== Supplied records ==
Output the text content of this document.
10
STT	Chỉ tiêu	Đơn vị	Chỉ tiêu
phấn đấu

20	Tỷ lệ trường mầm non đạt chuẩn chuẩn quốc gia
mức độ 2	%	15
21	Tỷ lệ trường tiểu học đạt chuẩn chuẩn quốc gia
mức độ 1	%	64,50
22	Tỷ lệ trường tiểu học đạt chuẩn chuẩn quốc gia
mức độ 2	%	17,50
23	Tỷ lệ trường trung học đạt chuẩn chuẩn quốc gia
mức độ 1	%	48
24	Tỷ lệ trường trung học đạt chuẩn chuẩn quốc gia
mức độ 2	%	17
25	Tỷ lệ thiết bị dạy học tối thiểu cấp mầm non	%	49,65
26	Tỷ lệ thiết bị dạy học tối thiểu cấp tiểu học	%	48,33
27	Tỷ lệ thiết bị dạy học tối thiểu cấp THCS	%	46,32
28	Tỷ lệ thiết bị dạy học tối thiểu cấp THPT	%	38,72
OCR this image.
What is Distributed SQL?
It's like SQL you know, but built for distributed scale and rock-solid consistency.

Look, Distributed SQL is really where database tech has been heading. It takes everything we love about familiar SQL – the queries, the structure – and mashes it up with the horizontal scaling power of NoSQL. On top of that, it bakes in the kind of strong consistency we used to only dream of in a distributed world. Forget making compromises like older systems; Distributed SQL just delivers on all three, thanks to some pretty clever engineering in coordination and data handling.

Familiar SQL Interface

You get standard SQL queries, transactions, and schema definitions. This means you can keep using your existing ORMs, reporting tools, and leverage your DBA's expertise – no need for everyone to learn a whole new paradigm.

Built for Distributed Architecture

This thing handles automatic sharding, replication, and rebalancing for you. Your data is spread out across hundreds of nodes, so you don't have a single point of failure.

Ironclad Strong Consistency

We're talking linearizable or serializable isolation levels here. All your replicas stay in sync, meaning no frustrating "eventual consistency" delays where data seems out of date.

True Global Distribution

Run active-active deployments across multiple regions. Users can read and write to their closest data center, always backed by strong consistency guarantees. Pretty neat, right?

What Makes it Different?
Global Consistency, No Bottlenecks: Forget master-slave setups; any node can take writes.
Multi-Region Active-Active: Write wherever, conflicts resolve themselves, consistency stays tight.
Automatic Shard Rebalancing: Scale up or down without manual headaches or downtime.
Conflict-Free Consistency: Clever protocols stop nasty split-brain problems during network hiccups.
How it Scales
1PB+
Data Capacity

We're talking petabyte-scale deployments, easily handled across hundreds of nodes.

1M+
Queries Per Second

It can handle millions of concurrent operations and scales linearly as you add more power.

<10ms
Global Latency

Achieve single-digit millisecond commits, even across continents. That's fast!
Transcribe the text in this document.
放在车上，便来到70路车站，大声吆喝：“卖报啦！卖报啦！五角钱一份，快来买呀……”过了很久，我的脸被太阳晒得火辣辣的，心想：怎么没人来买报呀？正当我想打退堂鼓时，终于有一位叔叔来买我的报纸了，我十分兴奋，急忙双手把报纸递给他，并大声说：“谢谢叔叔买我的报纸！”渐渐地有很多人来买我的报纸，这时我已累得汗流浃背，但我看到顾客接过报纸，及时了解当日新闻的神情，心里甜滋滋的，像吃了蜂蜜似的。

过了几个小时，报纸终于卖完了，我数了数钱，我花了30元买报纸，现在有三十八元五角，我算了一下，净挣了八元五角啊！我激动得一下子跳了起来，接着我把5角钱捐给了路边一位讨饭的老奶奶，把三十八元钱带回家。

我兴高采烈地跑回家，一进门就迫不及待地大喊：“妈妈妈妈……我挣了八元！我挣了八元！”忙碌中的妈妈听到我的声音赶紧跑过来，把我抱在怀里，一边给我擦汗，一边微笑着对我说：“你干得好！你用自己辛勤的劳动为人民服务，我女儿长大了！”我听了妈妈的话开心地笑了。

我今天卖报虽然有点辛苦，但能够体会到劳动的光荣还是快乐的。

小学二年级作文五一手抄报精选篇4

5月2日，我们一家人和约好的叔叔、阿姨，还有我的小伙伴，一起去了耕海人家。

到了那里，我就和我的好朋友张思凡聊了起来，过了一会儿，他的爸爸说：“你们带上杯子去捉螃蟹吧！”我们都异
===
## Problem requirements
Give the count of lines in the data above that hold the string "quốc", with no additional words.

## Task answer
5